-------- GIVEN INFORMATION --------

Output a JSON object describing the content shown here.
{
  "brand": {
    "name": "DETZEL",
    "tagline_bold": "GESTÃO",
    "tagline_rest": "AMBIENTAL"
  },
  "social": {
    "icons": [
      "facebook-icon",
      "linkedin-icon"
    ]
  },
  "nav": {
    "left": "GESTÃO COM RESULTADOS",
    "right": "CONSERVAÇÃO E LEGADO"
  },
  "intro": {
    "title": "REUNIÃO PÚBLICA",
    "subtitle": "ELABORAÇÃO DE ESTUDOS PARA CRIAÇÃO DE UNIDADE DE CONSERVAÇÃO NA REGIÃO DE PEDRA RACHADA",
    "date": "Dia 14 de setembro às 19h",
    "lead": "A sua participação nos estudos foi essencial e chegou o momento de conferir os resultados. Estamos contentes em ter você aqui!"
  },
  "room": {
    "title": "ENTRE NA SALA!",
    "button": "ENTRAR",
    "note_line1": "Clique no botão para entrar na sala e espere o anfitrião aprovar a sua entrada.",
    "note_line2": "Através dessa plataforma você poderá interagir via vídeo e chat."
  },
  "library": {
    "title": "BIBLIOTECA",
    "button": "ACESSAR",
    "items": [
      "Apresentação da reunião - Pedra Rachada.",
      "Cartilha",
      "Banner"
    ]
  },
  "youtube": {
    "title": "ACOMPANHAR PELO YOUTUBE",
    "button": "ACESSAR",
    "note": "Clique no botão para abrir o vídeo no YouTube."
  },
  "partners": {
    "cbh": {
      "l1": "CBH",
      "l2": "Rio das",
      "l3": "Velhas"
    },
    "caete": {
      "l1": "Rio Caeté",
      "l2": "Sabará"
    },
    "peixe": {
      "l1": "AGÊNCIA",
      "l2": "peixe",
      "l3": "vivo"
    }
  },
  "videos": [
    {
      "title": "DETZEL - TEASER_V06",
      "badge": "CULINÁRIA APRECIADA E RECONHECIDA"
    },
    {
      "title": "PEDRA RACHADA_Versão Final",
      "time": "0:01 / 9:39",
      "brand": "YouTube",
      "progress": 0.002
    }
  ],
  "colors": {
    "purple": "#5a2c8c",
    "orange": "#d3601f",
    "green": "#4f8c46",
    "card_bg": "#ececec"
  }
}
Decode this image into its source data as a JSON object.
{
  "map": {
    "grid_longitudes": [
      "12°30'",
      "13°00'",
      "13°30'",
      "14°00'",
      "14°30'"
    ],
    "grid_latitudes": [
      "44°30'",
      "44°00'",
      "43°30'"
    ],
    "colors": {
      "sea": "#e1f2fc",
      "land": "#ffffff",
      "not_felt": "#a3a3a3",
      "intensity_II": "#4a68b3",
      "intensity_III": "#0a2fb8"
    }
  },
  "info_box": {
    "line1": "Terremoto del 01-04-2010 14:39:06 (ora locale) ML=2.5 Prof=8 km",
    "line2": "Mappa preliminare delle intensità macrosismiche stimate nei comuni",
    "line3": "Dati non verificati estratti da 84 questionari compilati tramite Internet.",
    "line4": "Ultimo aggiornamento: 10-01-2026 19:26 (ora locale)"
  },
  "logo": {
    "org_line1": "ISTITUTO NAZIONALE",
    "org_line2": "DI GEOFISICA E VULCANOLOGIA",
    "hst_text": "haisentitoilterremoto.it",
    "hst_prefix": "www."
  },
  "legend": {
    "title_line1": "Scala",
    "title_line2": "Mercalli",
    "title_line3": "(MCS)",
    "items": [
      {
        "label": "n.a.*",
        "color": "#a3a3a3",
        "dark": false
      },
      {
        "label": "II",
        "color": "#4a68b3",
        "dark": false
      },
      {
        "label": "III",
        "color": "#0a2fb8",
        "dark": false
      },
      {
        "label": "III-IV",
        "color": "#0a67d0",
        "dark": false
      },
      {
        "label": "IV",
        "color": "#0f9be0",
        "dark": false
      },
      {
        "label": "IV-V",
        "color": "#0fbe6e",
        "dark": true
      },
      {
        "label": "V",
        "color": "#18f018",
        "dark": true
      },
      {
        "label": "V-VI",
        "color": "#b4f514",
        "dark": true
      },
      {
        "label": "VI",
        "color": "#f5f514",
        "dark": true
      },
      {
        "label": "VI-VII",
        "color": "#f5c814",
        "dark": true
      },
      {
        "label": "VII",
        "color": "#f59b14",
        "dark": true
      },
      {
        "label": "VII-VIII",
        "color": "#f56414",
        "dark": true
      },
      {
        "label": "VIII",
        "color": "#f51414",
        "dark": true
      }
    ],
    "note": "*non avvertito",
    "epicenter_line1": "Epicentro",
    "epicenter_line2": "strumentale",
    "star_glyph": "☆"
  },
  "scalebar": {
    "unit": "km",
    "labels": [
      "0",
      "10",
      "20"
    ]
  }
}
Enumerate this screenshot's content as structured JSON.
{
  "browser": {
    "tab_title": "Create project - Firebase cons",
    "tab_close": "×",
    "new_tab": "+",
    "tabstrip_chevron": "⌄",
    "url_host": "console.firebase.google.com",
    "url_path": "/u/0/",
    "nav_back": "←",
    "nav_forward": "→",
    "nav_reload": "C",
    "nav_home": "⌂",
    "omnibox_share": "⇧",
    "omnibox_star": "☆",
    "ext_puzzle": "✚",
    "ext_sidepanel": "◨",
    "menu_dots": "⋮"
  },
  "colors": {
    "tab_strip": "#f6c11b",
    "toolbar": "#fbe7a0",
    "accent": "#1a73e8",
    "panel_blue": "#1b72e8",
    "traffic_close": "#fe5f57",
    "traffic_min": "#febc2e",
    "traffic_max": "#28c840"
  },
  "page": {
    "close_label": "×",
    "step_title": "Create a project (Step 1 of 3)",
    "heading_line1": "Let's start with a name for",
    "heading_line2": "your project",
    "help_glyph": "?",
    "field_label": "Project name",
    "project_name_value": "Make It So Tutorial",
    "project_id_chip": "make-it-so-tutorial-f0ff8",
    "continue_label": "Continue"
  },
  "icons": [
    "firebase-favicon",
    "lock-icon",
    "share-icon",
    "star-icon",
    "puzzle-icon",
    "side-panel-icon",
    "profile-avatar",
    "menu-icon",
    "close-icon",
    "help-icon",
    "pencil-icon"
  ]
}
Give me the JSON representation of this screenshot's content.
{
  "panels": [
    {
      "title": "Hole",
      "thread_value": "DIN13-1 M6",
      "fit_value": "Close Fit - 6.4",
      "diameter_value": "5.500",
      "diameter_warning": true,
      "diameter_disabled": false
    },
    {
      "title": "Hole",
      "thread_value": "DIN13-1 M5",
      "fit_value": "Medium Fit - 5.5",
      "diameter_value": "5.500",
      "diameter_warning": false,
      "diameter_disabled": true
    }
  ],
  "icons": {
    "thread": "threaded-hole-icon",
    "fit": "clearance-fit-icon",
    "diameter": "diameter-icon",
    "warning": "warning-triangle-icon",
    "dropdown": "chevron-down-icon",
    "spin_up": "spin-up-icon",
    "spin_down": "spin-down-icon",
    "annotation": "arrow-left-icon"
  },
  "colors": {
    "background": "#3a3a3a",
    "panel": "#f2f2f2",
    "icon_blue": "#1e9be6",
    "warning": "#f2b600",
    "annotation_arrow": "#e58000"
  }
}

--------

**EXERCISE DETAILS:** Extract all of the data shown above and repeat it verbatim.

**OUTPUT OF THE TASK:**
Output a JSON object describing the content shown here.
{
  "brand": {
    "name": "DETZEL",
    "tagline_bold": "GESTÃO",
    "tagline_rest": "AMBIENTAL"
  },
  "social": {
    "icons": [
      "facebook-icon",
      "linkedin-icon"
    ]
  },
  "nav": {
    "left": "GESTÃO COM RESULTADOS",
    "right": "CONSERVAÇÃO E LEGADO"
  },
  "intro": {
    "title": "REUNIÃO PÚBLICA",
    "subtitle": "ELABORAÇÃO DE ESTUDOS PARA CRIAÇÃO DE UNIDADE DE CONSERVAÇÃO NA REGIÃO DE PEDRA RACHADA",
    "date": "Dia 14 de setembro às 19h",
    "lead": "A sua participação nos estudos foi essencial e chegou o momento de conferir os resultados. Estamos contentes em ter você aqui!"
  },
  "room": {
    "title": "ENTRE NA SALA!",
    "button": "ENTRAR",
    "note_line1": "Clique no botão para entrar na sala e espere o anfitrião aprovar a sua entrada.",
    "note_line2": "Através dessa plataforma você poderá interagir via vídeo e chat."
  },
  "library": {
    "title": "BIBLIOTECA",
    "button": "ACESSAR",
    "items": [
      "Apresentação da reunião - Pedra Rachada.",
      "Cartilha",
      "Banner"
    ]
  },
  "youtube": {
    "title": "ACOMPANHAR PELO YOUTUBE",
    "button": "ACESSAR",
    "note": "Clique no botão para abrir o vídeo no YouTube."
  },
  "partners": {
    "cbh": {
      "l1": "CBH",
      "l2": "Rio das",
      "l3": "Velhas"
    },
    "caete": {
      "l1": "Rio Caeté",
      "l2": "Sabará"
    },
    "peixe": {
      "l1": "AGÊNCIA",
      "l2": "peixe",
      "l3": "vivo"
    }
  },
  "videos": [
    {
      "title": "DETZEL - TEASER_V06",
      "badge": "CULINÁRIA APRECIADA E RECONHECIDA"
    },
    {
      "title": "PEDRA RACHADA_Versão Final",
      "time": "0:01 / 9:39",
      "brand": "YouTube",
      "progress": 0.002
    }
  ],
  "colors": {
    "purple": "#5a2c8c",
    "orange": "#d3601f",
    "green": "#4f8c46",
    "card_bg": "#ececec"
  }
}
Decode this image into its source data as a JSON object.
{
  "map": {
    "grid_longitudes": [
      "12°30'",
      "13°00'",
      "13°30'",
      "14°00'",
      "14°30'"
    ],
    "grid_latitudes": [
      "44°30'",
      "44°00'",
      "43°30'"
    ],
    "colors": {
      "sea": "#e1f2fc",
      "land": "#ffffff",
      "not_felt": "#a3a3a3",
      "intensity_II": "#4a68b3",
      "intensity_III": "#0a2fb8"
    }
  },
  "info_box": {
    "line1": "Terremoto del 01-04-2010 14:39:06 (ora locale) ML=2.5 Prof=8 km",
    "line2": "Mappa preliminare delle intensità macrosismiche stimate nei comuni",
    "line3": "Dati non verificati estratti da 84 questionari compilati tramite Internet.",
    "line4": "Ultimo aggiornamento: 10-01-2026 19:26 (ora locale)"
  },
  "logo": {
    "org_line1": "ISTITUTO NAZIONALE",
    "org_line2": "DI GEOFISICA E VULCANOLOGIA",
    "hst_text": "haisentitoilterremoto.it",
    "hst_prefix": "www."
  },
  "legend": {
    "title_line1": "Scala",
    "title_line2": "Mercalli",
    "title_line3": "(MCS)",
    "items": [
      {
        "label": "n.a.*",
        "color": "#a3a3a3",
        "dark": false
      },
      {
        "label": "II",
        "color": "#4a68b3",
        "dark": false
      },
      {
        "label": "III",
        "color": "#0a2fb8",
        "dark": false
      },
      {
        "label": "III-IV",
        "color": "#0a67d0",
        "dark": false
      },
      {
        "label": "IV",
        "color": "#0f9be0",
        "dark": false
      },
      {
        "label": "IV-V",
        "color": "#0fbe6e",
        "dark": true
      },
      {
        "label": "V",
        "color": "#18f018",
        "dark": true
      },
      {
        "label": "V-VI",
        "color": "#b4f514",
        "dark": true
      },
      {
        "label": "VI",
        "color": "#f5f514",
        "dark": true
      },
      {
        "label": "VI-VII",
        "color": "#f5c814",
        "dark": true
      },
      {
        "label": "VII",
        "color": "#f59b14",
        "dark": true
      },
      {
        "label": "VII-VIII",
        "color": "#f56414",
        "dark": true
      },
      {
        "label": "VIII",
        "color": "#f51414",
        "dark": true
      }
    ],
    "note": "*non avvertito",
    "epicenter_line1": "Epicentro",
    "epicenter_line2": "strumentale",
    "star_glyph": "☆"
  },
  "scalebar": {
    "unit": "km",
    "labels": [
      "0",
      "10",
      "20"
    ]
  }
}
Enumerate this screenshot's content as structured JSON.
{
  "browser": {
    "tab_title": "Create project - Firebase cons",
    "tab_close": "×",
    "new_tab": "+",
    "tabstrip_chevron": "⌄",
    "url_host": "console.firebase.google.com",
    "url_path": "/u/0/",
    "nav_back": "←",
    "nav_forward": "→",
    "nav_reload": "C",
    "nav_home": "⌂",
    "omnibox_share": "⇧",
    "omnibox_star": "☆",
    "ext_puzzle": "✚",
    "ext_sidepanel": "◨",
    "menu_dots": "⋮"
  },
  "colors": {
    "tab_strip": "#f6c11b",
    "toolbar": "#fbe7a0",
    "accent": "#1a73e8",
    "panel_blue": "#1b72e8",
    "traffic_close": "#fe5f57",
    "traffic_min": "#febc2e",
    "traffic_max": "#28c840"
  },
  "page": {
    "close_label": "×",
    "step_title": "Create a project (Step 1 of 3)",
    "heading_line1": "Let's start with a name for",
    "heading_line2": "your project",
    "help_glyph": "?",
    "field_label": "Project name",
    "project_name_value": "Make It So Tutorial",
    "project_id_chip": "make-it-so-tutorial-f0ff8",
    "continue_label": "Continue"
  },
  "icons": [
    "firebase-favicon",
    "lock-icon",
    "share-icon",
    "star-icon",
    "puzzle-icon",
    "side-panel-icon",
    "profile-avatar",
    "menu-icon",
    "close-icon",
    "help-icon",
    "pencil-icon"
  ]
}
Give me the JSON representation of this screenshot's content.
{
  "panels": [
    {
      "title": "Hole",
      "thread_value": "DIN13-1 M6",
      "fit_value": "Close Fit - 6.4",
      "diameter_value": "5.500",
      "diameter_warning": true,
      "diameter_disabled": false
    },
    {
      "title": "Hole",
      "thread_value": "DIN13-1 M5",
      "fit_value": "Medium Fit - 5.5",
      "diameter_value": "5.500",
      "diameter_warning": false,
      "diameter_disabled": true
    }
  ],
  "icons": {
    "thread": "threaded-hole-icon",
    "fit": "clearance-fit-icon",
    "diameter": "diameter-icon",
    "warning": "warning-triangle-icon",
    "dropdown": "chevron-down-icon",
    "spin_up": "spin-up-icon",
    "spin_down": "spin-down-icon",
    "annotation": "arrow-left-icon"
  },
  "colors": {
    "background": "#3a3a3a",
    "panel": "#f2f2f2",
    "icon_blue": "#1e9be6",
    "warning": "#f2b600",
    "annotation_arrow": "#e58000"
  }
}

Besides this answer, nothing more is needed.